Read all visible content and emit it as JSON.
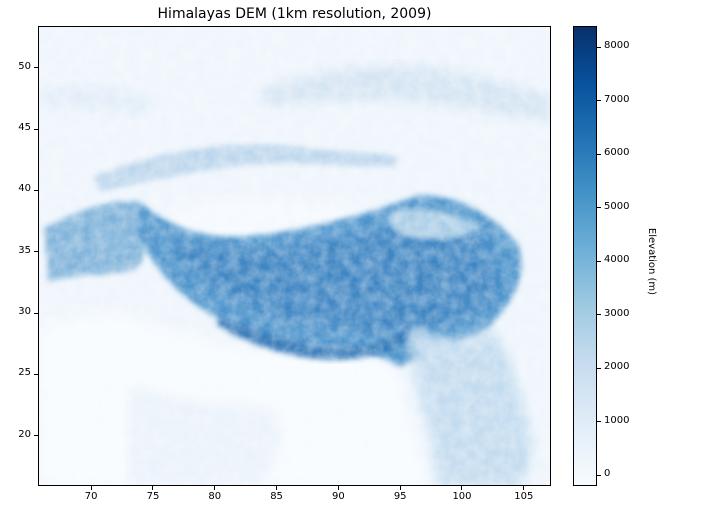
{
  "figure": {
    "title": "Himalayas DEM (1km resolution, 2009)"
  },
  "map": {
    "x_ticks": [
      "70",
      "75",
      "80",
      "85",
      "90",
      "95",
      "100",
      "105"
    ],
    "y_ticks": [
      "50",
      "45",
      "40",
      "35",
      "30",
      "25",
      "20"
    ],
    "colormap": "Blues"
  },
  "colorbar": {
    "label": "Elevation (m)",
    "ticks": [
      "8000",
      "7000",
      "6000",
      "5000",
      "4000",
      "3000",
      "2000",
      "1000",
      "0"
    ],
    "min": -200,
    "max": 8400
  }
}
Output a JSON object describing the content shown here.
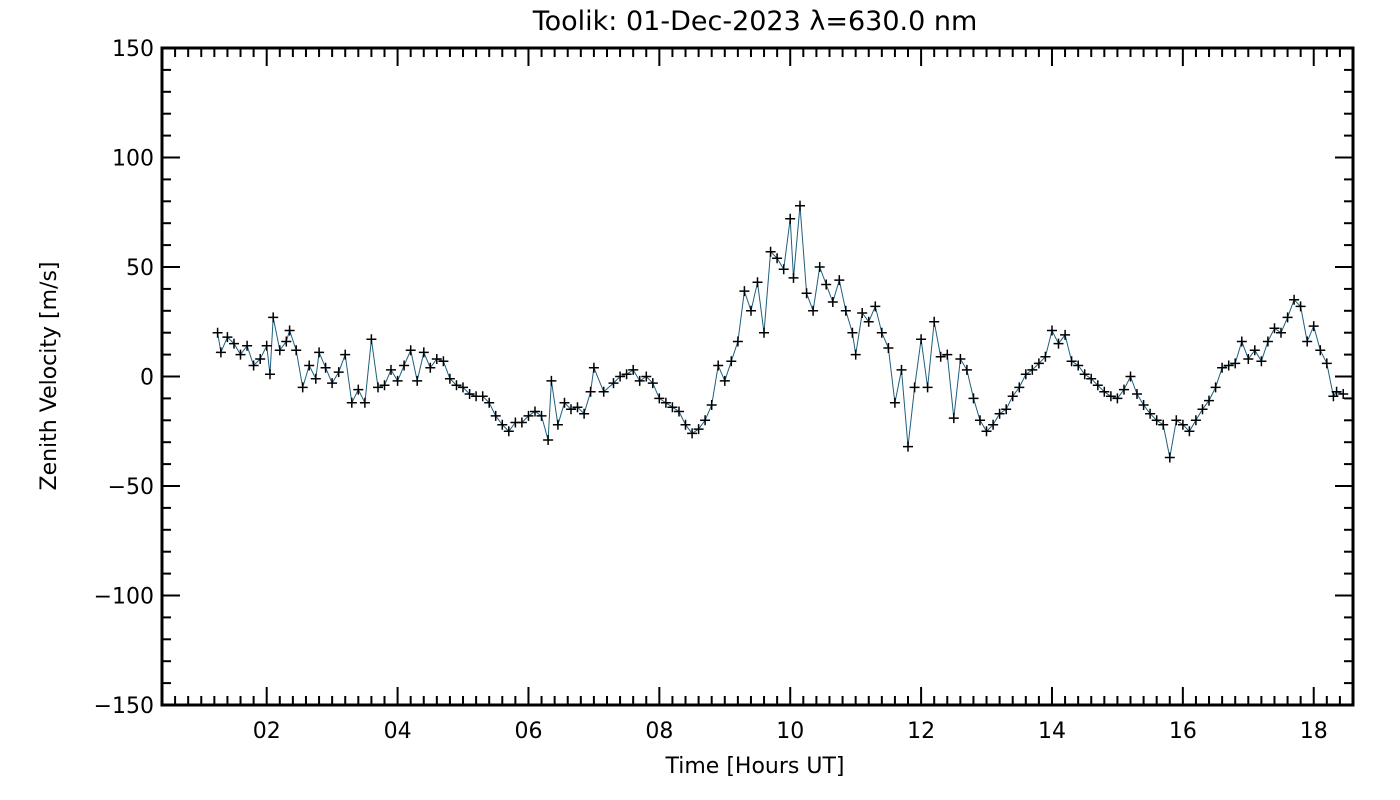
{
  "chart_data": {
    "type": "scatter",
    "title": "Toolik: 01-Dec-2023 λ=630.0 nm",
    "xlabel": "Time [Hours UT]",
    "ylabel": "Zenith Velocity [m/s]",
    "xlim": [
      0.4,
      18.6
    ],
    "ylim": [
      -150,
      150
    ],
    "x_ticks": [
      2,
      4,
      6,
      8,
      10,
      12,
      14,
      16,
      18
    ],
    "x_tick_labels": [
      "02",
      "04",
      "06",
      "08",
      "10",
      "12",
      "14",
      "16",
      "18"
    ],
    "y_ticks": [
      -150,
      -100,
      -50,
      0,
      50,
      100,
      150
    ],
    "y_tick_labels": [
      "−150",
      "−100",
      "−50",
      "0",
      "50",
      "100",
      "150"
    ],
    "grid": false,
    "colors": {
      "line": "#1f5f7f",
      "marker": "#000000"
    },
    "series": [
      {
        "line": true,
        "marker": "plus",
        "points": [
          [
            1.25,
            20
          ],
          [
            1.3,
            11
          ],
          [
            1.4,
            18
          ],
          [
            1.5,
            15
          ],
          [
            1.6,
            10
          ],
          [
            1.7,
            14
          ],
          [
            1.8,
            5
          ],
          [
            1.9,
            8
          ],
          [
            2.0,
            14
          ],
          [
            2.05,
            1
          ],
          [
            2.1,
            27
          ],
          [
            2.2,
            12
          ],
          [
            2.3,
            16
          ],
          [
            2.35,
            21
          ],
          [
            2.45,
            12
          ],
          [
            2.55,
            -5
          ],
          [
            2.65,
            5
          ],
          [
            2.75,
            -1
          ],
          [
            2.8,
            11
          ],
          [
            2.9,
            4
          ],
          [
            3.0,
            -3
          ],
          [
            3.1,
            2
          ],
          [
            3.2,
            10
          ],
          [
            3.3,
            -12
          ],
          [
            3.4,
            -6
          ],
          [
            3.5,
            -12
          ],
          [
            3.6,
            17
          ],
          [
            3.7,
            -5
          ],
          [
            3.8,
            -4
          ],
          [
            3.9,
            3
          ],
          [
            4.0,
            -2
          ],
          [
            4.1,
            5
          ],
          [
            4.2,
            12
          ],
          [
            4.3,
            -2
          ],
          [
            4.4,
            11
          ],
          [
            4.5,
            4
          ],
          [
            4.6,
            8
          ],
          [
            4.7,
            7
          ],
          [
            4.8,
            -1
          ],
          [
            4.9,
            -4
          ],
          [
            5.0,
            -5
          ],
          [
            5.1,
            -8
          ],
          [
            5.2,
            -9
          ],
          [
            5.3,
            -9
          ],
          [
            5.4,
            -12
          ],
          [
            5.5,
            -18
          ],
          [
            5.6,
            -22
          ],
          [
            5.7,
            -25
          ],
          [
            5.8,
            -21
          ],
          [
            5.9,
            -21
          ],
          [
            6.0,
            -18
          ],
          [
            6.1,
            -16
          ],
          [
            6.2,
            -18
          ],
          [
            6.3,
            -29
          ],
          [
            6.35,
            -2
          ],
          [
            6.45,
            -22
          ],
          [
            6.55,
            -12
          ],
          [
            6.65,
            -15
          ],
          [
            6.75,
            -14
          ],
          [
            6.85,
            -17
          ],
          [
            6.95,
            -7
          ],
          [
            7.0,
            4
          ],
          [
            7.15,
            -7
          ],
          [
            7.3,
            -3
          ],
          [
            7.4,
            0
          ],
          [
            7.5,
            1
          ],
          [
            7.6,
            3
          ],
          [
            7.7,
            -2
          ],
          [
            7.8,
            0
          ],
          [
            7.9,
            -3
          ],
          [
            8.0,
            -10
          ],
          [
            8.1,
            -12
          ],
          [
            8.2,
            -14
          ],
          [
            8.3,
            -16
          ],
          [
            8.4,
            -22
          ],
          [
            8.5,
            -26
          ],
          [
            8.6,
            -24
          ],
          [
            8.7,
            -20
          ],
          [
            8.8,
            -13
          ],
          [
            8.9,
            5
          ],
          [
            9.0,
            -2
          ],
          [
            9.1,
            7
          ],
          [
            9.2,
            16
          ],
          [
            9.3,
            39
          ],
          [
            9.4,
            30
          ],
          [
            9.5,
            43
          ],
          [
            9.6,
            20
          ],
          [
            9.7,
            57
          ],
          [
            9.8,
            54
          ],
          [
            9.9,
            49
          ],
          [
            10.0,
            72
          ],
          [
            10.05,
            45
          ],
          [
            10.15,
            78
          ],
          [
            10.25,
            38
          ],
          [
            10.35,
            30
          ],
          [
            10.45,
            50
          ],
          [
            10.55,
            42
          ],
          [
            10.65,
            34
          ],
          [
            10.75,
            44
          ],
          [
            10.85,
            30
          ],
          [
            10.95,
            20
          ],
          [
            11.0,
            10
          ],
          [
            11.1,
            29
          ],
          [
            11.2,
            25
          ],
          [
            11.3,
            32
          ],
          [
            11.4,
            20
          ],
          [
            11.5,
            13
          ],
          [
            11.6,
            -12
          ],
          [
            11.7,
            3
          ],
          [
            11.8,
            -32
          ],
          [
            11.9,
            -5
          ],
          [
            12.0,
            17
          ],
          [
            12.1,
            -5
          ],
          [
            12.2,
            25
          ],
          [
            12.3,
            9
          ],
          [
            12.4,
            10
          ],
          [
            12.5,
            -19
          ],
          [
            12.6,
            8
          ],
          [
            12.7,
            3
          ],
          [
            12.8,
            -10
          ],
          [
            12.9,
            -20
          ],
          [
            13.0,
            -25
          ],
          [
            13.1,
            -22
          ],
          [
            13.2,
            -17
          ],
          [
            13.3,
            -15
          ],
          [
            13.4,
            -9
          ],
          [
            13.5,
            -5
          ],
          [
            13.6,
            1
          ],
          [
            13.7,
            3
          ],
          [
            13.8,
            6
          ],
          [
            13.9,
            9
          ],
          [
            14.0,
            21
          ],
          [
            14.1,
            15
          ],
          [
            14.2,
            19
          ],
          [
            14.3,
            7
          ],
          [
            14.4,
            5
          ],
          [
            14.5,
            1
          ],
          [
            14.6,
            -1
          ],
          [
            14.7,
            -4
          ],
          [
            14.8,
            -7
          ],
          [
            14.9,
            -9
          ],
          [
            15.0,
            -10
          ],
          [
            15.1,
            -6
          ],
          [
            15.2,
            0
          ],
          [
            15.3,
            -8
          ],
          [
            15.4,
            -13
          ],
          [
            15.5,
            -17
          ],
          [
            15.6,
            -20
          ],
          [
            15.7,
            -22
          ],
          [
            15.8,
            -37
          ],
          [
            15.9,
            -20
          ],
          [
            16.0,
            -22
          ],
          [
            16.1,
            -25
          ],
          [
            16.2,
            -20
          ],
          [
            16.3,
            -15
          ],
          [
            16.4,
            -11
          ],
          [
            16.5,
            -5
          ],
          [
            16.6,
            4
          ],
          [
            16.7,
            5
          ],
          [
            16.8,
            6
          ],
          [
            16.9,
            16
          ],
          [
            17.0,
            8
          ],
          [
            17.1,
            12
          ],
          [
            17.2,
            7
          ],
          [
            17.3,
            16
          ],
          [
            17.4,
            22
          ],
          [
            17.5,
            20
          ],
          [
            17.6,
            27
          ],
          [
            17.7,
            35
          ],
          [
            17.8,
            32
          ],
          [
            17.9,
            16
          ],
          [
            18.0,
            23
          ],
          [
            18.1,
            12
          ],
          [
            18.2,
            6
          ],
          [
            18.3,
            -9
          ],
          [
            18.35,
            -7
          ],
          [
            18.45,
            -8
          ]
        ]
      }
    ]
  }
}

=======

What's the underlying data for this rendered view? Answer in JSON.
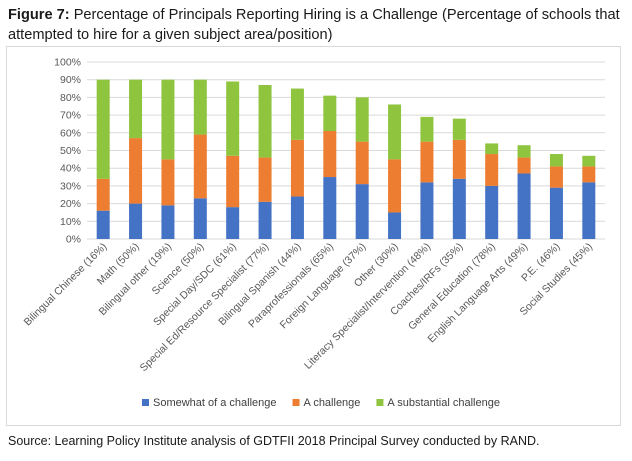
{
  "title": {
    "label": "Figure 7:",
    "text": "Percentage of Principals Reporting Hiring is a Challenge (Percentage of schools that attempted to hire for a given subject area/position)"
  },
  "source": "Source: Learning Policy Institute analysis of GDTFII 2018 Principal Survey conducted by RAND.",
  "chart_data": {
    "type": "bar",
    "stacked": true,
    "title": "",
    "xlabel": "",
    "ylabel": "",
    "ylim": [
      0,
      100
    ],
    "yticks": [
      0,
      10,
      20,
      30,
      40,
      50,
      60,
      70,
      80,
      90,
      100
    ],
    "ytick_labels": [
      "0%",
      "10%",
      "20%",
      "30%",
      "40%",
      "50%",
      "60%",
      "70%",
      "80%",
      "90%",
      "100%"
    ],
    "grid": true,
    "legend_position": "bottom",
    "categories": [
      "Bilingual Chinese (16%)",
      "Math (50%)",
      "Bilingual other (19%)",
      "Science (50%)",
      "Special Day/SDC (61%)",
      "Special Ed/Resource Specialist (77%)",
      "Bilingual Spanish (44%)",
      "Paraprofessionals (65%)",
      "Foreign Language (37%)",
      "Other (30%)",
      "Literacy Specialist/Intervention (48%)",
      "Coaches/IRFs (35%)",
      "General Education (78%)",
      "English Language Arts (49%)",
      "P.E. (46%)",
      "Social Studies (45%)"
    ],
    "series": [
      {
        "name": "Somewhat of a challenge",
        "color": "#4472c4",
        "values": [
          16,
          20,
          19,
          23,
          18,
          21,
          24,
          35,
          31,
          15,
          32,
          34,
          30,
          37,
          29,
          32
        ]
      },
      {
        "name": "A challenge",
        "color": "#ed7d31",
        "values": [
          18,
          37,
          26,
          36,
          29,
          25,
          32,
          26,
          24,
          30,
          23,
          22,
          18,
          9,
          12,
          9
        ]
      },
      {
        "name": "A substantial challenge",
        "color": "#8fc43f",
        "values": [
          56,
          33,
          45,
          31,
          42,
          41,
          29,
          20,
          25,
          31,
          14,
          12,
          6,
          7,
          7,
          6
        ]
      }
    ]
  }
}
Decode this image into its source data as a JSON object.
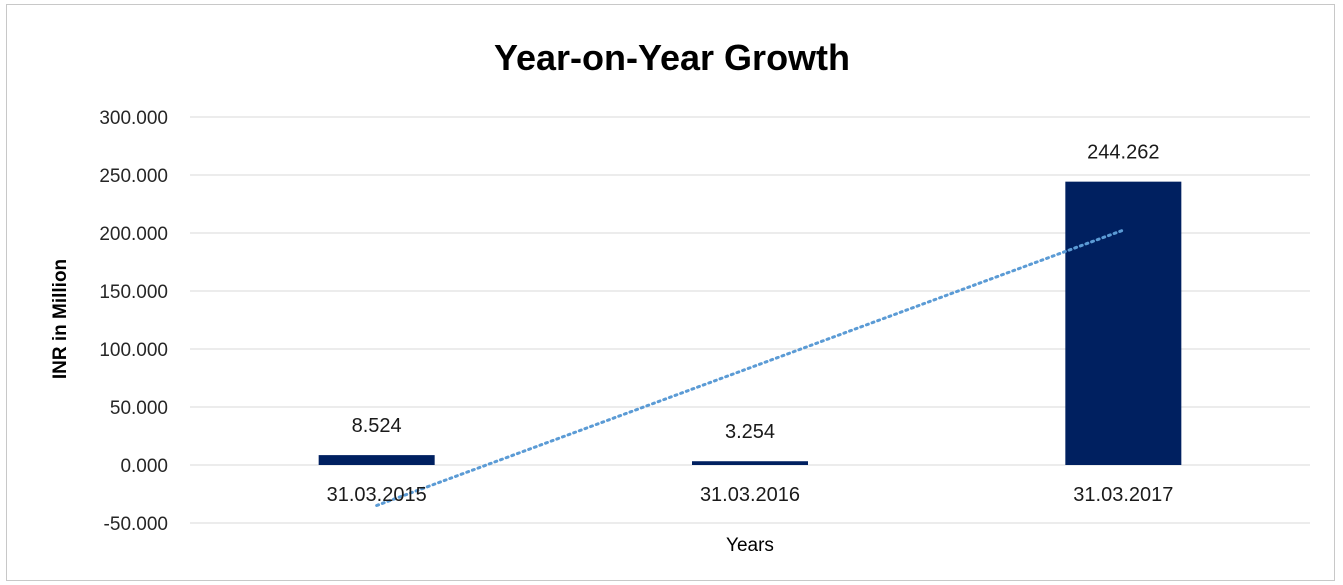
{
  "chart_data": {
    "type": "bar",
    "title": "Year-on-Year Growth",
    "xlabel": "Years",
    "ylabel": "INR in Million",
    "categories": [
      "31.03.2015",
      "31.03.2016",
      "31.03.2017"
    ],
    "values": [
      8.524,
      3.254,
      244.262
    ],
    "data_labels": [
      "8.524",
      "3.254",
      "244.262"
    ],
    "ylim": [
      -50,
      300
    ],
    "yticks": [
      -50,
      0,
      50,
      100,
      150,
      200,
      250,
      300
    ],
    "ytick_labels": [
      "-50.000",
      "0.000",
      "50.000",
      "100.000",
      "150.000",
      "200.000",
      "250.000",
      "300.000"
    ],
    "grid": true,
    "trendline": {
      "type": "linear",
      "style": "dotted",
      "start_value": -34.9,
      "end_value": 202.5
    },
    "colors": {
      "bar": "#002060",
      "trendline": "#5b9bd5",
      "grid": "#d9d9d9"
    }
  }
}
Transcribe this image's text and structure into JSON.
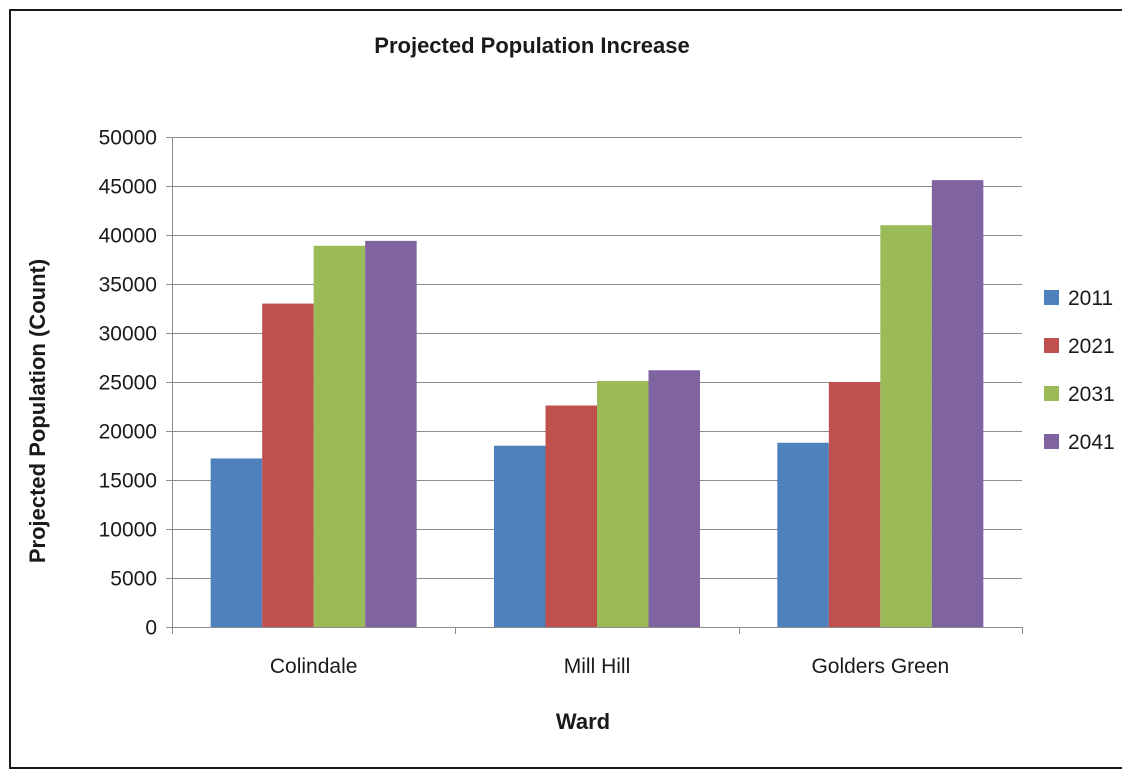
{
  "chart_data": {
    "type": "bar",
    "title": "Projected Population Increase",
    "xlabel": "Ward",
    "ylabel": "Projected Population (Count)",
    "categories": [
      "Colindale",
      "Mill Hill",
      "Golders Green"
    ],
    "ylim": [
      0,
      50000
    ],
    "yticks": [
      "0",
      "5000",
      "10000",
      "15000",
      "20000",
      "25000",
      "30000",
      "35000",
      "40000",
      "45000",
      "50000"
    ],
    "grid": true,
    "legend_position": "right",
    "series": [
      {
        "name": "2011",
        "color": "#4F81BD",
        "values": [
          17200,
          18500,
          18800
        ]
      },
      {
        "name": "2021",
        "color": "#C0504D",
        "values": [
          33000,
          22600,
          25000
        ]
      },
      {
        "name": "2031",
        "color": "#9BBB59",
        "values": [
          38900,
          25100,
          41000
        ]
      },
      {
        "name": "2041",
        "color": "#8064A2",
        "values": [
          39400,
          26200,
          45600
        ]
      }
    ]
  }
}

=======

▶ **GIVEN TASK**:
Search the records above for "image". Copy each line where it is found.

▶ **OUTPUT OF THE EXERCISE**:
Decode this image into its source data as a JSON object.
Transcribe this image's text and structure into JSON.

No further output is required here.